**What you need to do**
Locate and copy each line in the data that contains the word "Environmental".

(Stored items from a collection)

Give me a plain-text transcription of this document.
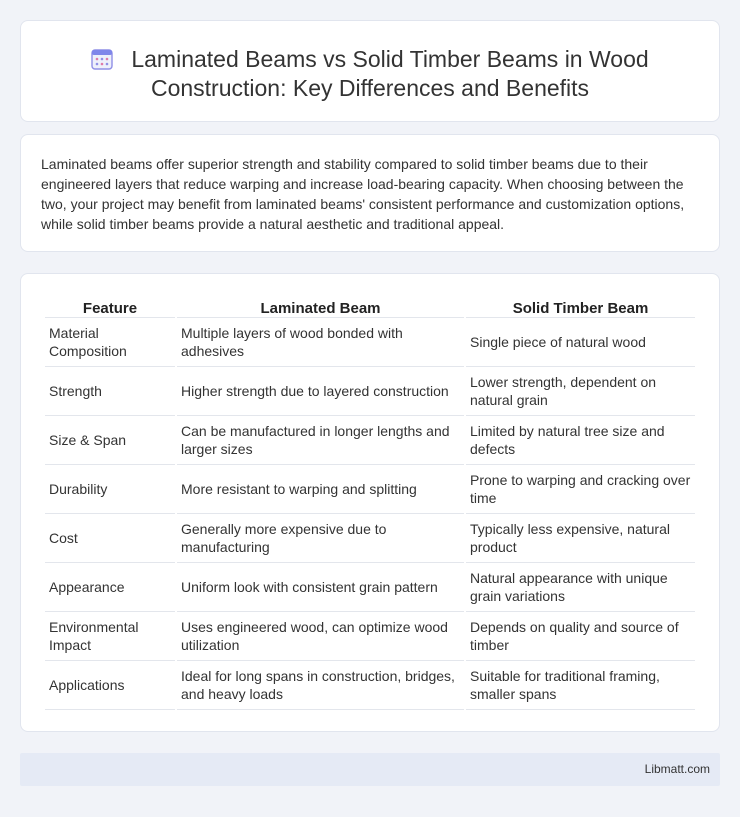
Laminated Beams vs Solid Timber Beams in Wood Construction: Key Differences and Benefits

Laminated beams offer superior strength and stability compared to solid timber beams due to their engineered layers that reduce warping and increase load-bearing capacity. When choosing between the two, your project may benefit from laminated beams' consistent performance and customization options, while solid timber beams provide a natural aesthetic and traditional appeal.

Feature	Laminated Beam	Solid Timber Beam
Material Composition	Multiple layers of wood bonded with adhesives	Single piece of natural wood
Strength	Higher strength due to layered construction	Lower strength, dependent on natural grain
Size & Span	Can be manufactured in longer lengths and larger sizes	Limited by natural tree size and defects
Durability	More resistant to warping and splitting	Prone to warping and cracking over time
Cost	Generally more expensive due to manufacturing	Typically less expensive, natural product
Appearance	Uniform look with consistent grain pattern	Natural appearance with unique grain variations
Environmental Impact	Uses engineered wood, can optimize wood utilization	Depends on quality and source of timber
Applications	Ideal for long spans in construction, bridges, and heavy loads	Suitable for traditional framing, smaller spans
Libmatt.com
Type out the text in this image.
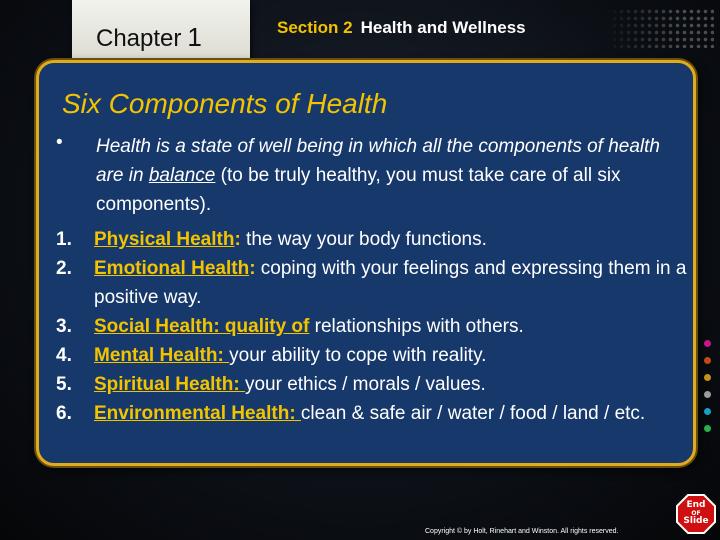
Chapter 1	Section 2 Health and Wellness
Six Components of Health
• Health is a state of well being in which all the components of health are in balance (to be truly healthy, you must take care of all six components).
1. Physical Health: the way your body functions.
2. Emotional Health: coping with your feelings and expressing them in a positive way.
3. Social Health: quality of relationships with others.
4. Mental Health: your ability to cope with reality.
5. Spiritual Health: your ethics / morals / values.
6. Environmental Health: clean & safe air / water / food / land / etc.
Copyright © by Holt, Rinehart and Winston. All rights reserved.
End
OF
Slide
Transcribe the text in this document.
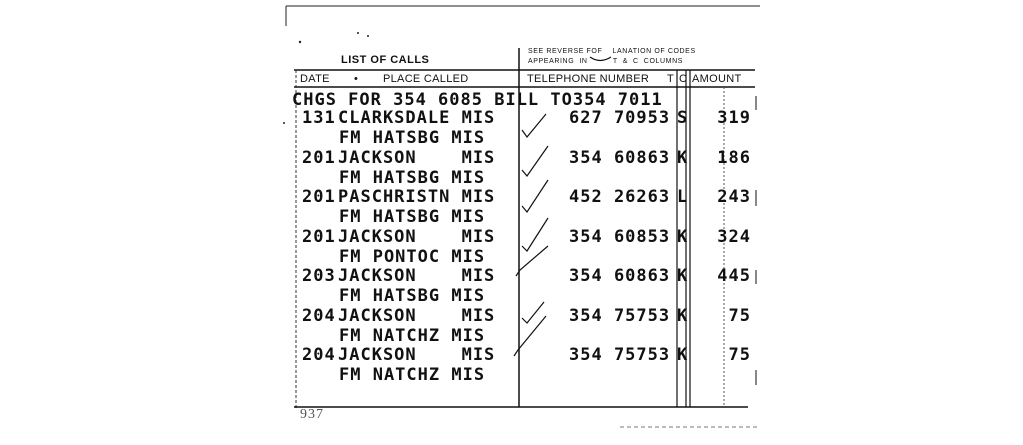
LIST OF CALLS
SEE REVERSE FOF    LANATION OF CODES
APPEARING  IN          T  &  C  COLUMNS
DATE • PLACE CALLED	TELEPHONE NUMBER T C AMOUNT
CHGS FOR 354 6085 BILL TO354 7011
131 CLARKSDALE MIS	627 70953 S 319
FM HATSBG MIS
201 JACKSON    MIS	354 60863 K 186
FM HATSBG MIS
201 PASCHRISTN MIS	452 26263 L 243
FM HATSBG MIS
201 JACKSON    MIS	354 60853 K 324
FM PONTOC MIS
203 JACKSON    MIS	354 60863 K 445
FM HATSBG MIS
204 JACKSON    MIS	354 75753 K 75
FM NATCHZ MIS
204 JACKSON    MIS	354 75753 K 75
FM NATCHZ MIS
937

**Output below**
Environmental Impact	Uses engineered wood, can optimize wood utilization	Depends on quality and source of timber
6. Environmental Health: clean & safe air / water / food / land / etc.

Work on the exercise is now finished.